*YOUR TASK:* Quote the full listing word for word.
── DATASET RECORDS
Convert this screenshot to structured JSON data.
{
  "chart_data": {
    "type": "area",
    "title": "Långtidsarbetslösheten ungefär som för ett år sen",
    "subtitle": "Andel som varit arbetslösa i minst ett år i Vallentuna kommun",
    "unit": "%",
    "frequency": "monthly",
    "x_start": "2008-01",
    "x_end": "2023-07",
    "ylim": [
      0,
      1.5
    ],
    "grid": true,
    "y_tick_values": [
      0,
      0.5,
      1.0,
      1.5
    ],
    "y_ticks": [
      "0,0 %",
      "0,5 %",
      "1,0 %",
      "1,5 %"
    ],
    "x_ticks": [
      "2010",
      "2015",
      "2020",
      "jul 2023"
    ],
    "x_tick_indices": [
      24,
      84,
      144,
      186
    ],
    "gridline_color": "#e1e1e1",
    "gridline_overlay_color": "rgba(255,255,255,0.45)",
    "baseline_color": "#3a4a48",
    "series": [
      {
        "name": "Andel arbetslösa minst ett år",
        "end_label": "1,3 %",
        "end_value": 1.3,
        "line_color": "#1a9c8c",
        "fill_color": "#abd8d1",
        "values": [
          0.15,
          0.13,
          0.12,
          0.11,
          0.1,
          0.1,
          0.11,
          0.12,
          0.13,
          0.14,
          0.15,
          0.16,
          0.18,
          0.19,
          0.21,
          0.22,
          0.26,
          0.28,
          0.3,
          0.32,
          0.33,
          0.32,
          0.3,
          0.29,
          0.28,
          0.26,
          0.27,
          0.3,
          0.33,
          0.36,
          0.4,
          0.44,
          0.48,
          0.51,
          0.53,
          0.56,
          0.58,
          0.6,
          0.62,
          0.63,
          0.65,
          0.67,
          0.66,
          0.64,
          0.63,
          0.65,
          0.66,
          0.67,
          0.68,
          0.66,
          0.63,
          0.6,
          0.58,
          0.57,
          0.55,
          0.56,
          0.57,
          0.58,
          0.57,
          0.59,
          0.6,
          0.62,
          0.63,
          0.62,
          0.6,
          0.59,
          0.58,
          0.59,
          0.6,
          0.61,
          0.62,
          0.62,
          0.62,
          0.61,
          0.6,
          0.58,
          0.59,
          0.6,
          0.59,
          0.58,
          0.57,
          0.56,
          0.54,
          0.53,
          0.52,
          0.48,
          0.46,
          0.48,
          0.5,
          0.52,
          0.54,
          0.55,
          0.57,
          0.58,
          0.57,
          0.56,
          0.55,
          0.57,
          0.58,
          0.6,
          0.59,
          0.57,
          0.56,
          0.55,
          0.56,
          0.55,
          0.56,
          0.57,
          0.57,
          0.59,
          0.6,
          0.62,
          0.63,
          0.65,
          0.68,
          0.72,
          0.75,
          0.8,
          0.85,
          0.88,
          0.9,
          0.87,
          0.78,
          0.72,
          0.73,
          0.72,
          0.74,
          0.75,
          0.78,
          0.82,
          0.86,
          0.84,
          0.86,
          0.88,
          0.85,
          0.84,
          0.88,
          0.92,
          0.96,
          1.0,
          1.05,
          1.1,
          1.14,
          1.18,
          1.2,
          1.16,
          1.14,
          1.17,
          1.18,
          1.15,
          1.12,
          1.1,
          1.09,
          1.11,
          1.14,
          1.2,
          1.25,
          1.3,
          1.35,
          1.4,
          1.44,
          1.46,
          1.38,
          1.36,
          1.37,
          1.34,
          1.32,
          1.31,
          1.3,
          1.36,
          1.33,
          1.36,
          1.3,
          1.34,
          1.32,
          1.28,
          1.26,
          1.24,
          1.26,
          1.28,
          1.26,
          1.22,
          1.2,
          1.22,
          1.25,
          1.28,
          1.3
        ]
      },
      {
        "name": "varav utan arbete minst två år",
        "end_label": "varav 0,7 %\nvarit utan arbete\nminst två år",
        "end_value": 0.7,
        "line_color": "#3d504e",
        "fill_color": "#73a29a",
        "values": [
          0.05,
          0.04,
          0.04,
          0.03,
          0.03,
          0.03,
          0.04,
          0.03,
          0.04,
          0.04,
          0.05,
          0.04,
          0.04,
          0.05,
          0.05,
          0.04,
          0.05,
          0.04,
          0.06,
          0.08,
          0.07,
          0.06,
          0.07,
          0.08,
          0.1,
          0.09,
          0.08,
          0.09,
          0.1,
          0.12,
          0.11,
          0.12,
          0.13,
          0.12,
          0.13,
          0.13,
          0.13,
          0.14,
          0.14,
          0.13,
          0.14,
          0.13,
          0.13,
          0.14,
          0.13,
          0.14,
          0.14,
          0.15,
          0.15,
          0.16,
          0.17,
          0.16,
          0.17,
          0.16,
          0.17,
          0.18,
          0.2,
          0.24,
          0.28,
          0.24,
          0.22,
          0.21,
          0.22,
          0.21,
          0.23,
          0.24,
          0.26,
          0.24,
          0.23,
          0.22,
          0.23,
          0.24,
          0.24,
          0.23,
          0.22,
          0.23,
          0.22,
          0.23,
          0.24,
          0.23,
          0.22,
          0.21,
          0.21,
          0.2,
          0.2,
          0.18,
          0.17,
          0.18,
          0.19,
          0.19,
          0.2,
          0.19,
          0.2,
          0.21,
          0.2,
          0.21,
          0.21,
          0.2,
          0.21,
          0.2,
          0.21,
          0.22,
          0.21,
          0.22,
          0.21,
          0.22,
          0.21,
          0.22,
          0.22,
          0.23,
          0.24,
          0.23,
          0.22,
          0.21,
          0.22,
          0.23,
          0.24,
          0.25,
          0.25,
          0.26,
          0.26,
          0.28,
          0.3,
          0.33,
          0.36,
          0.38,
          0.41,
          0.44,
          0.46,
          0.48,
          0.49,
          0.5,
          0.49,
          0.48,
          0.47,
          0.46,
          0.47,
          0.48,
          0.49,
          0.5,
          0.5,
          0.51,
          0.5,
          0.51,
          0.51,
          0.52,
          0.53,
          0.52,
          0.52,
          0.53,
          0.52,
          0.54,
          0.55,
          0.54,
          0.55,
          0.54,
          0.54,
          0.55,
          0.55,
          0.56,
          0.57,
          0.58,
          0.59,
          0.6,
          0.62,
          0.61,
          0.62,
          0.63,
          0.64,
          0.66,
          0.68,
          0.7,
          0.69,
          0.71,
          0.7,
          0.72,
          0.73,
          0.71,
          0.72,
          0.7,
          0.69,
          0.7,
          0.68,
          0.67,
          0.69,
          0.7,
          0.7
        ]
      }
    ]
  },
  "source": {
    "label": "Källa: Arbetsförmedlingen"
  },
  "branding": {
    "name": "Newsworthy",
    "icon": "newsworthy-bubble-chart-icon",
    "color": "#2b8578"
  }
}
────
*THE ANSWER:*
Convert this screenshot to structured JSON data.
{
  "chart_data": {
    "type": "area",
    "title": "Långtidsarbetslösheten ungefär som för ett år sen",
    "subtitle": "Andel som varit arbetslösa i minst ett år i Vallentuna kommun",
    "unit": "%",
    "frequency": "monthly",
    "x_start": "2008-01",
    "x_end": "2023-07",
    "ylim": [
      0,
      1.5
    ],
    "grid": true,
    "y_tick_values": [
      0,
      0.5,
      1.0,
      1.5
    ],
    "y_ticks": [
      "0,0 %",
      "0,5 %",
      "1,0 %",
      "1,5 %"
    ],
    "x_ticks": [
      "2010",
      "2015",
      "2020",
      "jul 2023"
    ],
    "x_tick_indices": [
      24,
      84,
      144,
      186
    ],
    "gridline_color": "#e1e1e1",
    "gridline_overlay_color": "rgba(255,255,255,0.45)",
    "baseline_color": "#3a4a48",
    "series": [
      {
        "name": "Andel arbetslösa minst ett år",
        "end_label": "1,3 %",
        "end_value": 1.3,
        "line_color": "#1a9c8c",
        "fill_color": "#abd8d1",
        "values": [
          0.15,
          0.13,
          0.12,
          0.11,
          0.1,
          0.1,
          0.11,
          0.12,
          0.13,
          0.14,
          0.15,
          0.16,
          0.18,
          0.19,
          0.21,
          0.22,
          0.26,
          0.28,
          0.3,
          0.32,
          0.33,
          0.32,
          0.3,
          0.29,
          0.28,
          0.26,
          0.27,
          0.3,
          0.33,
          0.36,
          0.4,
          0.44,
          0.48,
          0.51,
          0.53,
          0.56,
          0.58,
          0.6,
          0.62,
          0.63,
          0.65,
          0.67,
          0.66,
          0.64,
          0.63,
          0.65,
          0.66,
          0.67,
          0.68,
          0.66,
          0.63,
          0.6,
          0.58,
          0.57,
          0.55,
          0.56,
          0.57,
          0.58,
          0.57,
          0.59,
          0.6,
          0.62,
          0.63,
          0.62,
          0.6,
          0.59,
          0.58,
          0.59,
          0.6,
          0.61,
          0.62,
          0.62,
          0.62,
          0.61,
          0.6,
          0.58,
          0.59,
          0.6,
          0.59,
          0.58,
          0.57,
          0.56,
          0.54,
          0.53,
          0.52,
          0.48,
          0.46,
          0.48,
          0.5,
          0.52,
          0.54,
          0.55,
          0.57,
          0.58,
          0.57,
          0.56,
          0.55,
          0.57,
          0.58,
          0.6,
          0.59,
          0.57,
          0.56,
          0.55,
          0.56,
          0.55,
          0.56,
          0.57,
          0.57,
          0.59,
          0.6,
          0.62,
          0.63,
          0.65,
          0.68,
          0.72,
          0.75,
          0.8,
          0.85,
          0.88,
          0.9,
          0.87,
          0.78,
          0.72,
          0.73,
          0.72,
          0.74,
          0.75,
          0.78,
          0.82,
          0.86,
          0.84,
          0.86,
          0.88,
          0.85,
          0.84,
          0.88,
          0.92,
          0.96,
          1.0,
          1.05,
          1.1,
          1.14,
          1.18,
          1.2,
          1.16,
          1.14,
          1.17,
          1.18,
          1.15,
          1.12,
          1.1,
          1.09,
          1.11,
          1.14,
          1.2,
          1.25,
          1.3,
          1.35,
          1.4,
          1.44,
          1.46,
          1.38,
          1.36,
          1.37,
          1.34,
          1.32,
          1.31,
          1.3,
          1.36,
          1.33,
          1.36,
          1.3,
          1.34,
          1.32,
          1.28,
          1.26,
          1.24,
          1.26,
          1.28,
          1.26,
          1.22,
          1.2,
          1.22,
          1.25,
          1.28,
          1.3
        ]
      },
      {
        "name": "varav utan arbete minst två år",
        "end_label": "varav 0,7 %\nvarit utan arbete\nminst två år",
        "end_value": 0.7,
        "line_color": "#3d504e",
        "fill_color": "#73a29a",
        "values": [
          0.05,
          0.04,
          0.04,
          0.03,
          0.03,
          0.03,
          0.04,
          0.03,
          0.04,
          0.04,
          0.05,
          0.04,
          0.04,
          0.05,
          0.05,
          0.04,
          0.05,
          0.04,
          0.06,
          0.08,
          0.07,
          0.06,
          0.07,
          0.08,
          0.1,
          0.09,
          0.08,
          0.09,
          0.1,
          0.12,
          0.11,
          0.12,
          0.13,
          0.12,
          0.13,
          0.13,
          0.13,
          0.14,
          0.14,
          0.13,
          0.14,
          0.13,
          0.13,
          0.14,
          0.13,
          0.14,
          0.14,
          0.15,
          0.15,
          0.16,
          0.17,
          0.16,
          0.17,
          0.16,
          0.17,
          0.18,
          0.2,
          0.24,
          0.28,
          0.24,
          0.22,
          0.21,
          0.22,
          0.21,
          0.23,
          0.24,
          0.26,
          0.24,
          0.23,
          0.22,
          0.23,
          0.24,
          0.24,
          0.23,
          0.22,
          0.23,
          0.22,
          0.23,
          0.24,
          0.23,
          0.22,
          0.21,
          0.21,
          0.2,
          0.2,
          0.18,
          0.17,
          0.18,
          0.19,
          0.19,
          0.2,
          0.19,
          0.2,
          0.21,
          0.2,
          0.21,
          0.21,
          0.2,
          0.21,
          0.2,
          0.21,
          0.22,
          0.21,
          0.22,
          0.21,
          0.22,
          0.21,
          0.22,
          0.22,
          0.23,
          0.24,
          0.23,
          0.22,
          0.21,
          0.22,
          0.23,
          0.24,
          0.25,
          0.25,
          0.26,
          0.26,
          0.28,
          0.3,
          0.33,
          0.36,
          0.38,
          0.41,
          0.44,
          0.46,
          0.48,
          0.49,
          0.5,
          0.49,
          0.48,
          0.47,
          0.46,
          0.47,
          0.48,
          0.49,
          0.5,
          0.5,
          0.51,
          0.5,
          0.51,
          0.51,
          0.52,
          0.53,
          0.52,
          0.52,
          0.53,
          0.52,
          0.54,
          0.55,
          0.54,
          0.55,
          0.54,
          0.54,
          0.55,
          0.55,
          0.56,
          0.57,
          0.58,
          0.59,
          0.6,
          0.62,
          0.61,
          0.62,
          0.63,
          0.64,
          0.66,
          0.68,
          0.7,
          0.69,
          0.71,
          0.7,
          0.72,
          0.73,
          0.71,
          0.72,
          0.7,
          0.69,
          0.7,
          0.68,
          0.67,
          0.69,
          0.7,
          0.7
        ]
      }
    ]
  },
  "source": {
    "label": "Källa: Arbetsförmedlingen"
  },
  "branding": {
    "name": "Newsworthy",
    "icon": "newsworthy-bubble-chart-icon",
    "color": "#2b8578"
  }
}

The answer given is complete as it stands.